## Task prompt
Each record below must be returned exactly as shown.
◆ ◆ ◆
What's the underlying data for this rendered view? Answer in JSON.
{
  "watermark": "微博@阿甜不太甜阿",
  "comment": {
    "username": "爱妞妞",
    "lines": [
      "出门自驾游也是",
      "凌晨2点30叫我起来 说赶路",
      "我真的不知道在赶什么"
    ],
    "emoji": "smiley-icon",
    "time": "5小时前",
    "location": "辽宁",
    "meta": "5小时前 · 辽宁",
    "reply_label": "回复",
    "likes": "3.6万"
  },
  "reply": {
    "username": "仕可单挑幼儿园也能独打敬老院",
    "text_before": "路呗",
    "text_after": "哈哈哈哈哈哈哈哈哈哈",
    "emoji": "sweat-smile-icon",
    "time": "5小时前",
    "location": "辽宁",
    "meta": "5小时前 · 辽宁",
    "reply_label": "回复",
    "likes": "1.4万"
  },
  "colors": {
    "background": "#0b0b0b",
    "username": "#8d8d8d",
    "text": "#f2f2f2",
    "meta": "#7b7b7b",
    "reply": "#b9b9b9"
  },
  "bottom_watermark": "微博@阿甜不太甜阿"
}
◆ ◆ ◆
## Task result
What's the underlying data for this rendered view? Answer in JSON.
{
  "watermark": "微博@阿甜不太甜阿",
  "comment": {
    "username": "爱妞妞",
    "lines": [
      "出门自驾游也是",
      "凌晨2点30叫我起来 说赶路",
      "我真的不知道在赶什么"
    ],
    "emoji": "smiley-icon",
    "time": "5小时前",
    "location": "辽宁",
    "meta": "5小时前 · 辽宁",
    "reply_label": "回复",
    "likes": "3.6万"
  },
  "reply": {
    "username": "仕可单挑幼儿园也能独打敬老院",
    "text_before": "路呗",
    "text_after": "哈哈哈哈哈哈哈哈哈哈",
    "emoji": "sweat-smile-icon",
    "time": "5小时前",
    "location": "辽宁",
    "meta": "5小时前 · 辽宁",
    "reply_label": "回复",
    "likes": "1.4万"
  },
  "colors": {
    "background": "#0b0b0b",
    "username": "#8d8d8d",
    "text": "#f2f2f2",
    "meta": "#7b7b7b",
    "reply": "#b9b9b9"
  },
  "bottom_watermark": "微博@阿甜不太甜阿"
}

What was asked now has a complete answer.